AIM: Answer with nothing but the number of lines that include the word "alatt".

Saved entries
****

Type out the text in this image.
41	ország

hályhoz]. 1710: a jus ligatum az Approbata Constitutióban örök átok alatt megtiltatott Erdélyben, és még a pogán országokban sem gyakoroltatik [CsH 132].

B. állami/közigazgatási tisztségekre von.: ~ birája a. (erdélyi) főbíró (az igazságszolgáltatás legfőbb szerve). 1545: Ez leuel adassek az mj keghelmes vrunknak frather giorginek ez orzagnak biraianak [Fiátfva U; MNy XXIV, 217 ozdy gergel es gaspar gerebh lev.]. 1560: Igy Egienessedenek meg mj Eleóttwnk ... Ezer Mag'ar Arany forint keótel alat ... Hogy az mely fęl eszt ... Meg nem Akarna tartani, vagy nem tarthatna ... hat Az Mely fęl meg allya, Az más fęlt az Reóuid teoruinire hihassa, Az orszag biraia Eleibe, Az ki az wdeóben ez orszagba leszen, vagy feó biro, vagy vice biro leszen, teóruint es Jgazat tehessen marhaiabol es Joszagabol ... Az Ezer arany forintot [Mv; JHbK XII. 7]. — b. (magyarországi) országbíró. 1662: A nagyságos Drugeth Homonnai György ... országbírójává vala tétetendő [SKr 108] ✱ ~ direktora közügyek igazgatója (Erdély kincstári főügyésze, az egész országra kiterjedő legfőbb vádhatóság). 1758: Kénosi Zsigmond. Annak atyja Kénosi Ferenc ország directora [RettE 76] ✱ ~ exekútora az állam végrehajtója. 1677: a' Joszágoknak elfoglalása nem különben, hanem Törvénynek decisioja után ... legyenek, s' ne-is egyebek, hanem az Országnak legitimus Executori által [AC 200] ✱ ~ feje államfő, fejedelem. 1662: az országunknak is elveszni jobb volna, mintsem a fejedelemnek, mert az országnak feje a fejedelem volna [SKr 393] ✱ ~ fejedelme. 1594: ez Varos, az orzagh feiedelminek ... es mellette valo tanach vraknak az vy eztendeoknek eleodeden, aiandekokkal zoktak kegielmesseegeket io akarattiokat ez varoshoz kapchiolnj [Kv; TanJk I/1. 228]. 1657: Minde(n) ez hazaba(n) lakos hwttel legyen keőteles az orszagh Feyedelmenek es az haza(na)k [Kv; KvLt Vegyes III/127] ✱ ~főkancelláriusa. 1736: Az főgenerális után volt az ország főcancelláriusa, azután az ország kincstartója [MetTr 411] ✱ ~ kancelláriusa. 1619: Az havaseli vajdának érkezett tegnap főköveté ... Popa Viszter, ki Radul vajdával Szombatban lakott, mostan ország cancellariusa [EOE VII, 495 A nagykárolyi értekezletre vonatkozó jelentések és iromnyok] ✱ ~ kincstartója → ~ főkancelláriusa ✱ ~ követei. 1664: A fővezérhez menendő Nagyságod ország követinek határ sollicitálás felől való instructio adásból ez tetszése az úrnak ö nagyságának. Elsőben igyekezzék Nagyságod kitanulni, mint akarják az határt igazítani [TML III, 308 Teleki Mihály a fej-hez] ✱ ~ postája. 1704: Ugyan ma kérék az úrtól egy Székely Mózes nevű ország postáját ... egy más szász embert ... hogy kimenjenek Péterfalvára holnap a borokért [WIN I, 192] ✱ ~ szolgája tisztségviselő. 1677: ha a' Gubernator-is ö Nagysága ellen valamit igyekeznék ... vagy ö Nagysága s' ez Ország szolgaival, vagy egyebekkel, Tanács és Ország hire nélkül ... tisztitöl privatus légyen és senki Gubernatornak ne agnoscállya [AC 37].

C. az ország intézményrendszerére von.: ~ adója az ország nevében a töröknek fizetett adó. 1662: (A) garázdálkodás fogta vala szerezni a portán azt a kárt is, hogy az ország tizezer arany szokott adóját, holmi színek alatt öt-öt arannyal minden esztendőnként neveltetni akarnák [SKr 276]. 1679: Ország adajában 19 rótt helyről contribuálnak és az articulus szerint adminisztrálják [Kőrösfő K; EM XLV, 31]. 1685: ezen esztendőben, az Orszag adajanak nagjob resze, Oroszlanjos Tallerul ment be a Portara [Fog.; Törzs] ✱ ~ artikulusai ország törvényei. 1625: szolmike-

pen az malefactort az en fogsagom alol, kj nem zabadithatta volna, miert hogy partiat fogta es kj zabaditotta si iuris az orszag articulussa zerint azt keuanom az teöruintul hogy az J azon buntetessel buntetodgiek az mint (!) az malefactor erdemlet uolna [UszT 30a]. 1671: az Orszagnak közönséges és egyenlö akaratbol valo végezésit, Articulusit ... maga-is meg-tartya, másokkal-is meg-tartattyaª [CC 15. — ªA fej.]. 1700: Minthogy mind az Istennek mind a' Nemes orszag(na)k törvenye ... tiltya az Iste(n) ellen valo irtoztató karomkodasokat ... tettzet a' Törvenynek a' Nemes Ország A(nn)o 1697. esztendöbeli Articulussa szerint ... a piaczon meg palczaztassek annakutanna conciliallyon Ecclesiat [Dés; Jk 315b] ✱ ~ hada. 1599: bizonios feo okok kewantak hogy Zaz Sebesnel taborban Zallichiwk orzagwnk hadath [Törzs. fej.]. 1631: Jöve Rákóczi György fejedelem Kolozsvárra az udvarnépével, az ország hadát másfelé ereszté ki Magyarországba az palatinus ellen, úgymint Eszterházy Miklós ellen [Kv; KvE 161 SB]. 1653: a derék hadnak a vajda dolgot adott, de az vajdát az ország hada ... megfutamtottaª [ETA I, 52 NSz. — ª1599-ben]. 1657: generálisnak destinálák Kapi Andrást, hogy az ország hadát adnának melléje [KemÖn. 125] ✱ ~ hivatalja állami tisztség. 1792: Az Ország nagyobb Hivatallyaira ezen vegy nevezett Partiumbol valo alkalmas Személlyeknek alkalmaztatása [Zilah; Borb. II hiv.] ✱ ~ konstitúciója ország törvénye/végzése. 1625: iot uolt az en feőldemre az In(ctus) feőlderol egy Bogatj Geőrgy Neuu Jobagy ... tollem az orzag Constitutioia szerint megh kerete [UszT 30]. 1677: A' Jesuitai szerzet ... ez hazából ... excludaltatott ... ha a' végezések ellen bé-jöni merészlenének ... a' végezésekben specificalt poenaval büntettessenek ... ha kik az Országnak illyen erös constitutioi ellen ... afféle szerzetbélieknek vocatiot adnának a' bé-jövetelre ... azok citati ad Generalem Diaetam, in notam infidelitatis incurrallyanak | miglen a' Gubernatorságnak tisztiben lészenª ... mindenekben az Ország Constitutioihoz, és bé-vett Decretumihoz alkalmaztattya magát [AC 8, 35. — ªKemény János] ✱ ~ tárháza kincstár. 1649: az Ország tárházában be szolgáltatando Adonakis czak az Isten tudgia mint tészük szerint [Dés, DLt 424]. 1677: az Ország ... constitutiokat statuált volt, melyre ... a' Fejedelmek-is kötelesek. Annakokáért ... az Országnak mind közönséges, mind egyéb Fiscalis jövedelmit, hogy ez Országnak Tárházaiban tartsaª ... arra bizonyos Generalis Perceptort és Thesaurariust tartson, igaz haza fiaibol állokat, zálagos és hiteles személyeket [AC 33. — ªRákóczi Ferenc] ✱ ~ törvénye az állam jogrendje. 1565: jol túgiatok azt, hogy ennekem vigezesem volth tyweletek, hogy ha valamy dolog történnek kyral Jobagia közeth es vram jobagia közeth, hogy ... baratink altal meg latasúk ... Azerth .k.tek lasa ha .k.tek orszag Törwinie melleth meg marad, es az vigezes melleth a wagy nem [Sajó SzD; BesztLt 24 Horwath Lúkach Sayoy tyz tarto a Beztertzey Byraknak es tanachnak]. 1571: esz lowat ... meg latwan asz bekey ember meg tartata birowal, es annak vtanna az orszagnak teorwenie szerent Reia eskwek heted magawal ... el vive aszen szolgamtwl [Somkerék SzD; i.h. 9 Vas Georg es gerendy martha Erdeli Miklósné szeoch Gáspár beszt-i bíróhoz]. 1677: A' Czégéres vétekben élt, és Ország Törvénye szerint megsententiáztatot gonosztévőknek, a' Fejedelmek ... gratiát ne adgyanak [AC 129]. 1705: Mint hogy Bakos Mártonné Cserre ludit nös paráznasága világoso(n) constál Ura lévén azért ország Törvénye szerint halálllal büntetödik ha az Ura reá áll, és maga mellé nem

****

ANSWER TO THIS PROBLEM: 2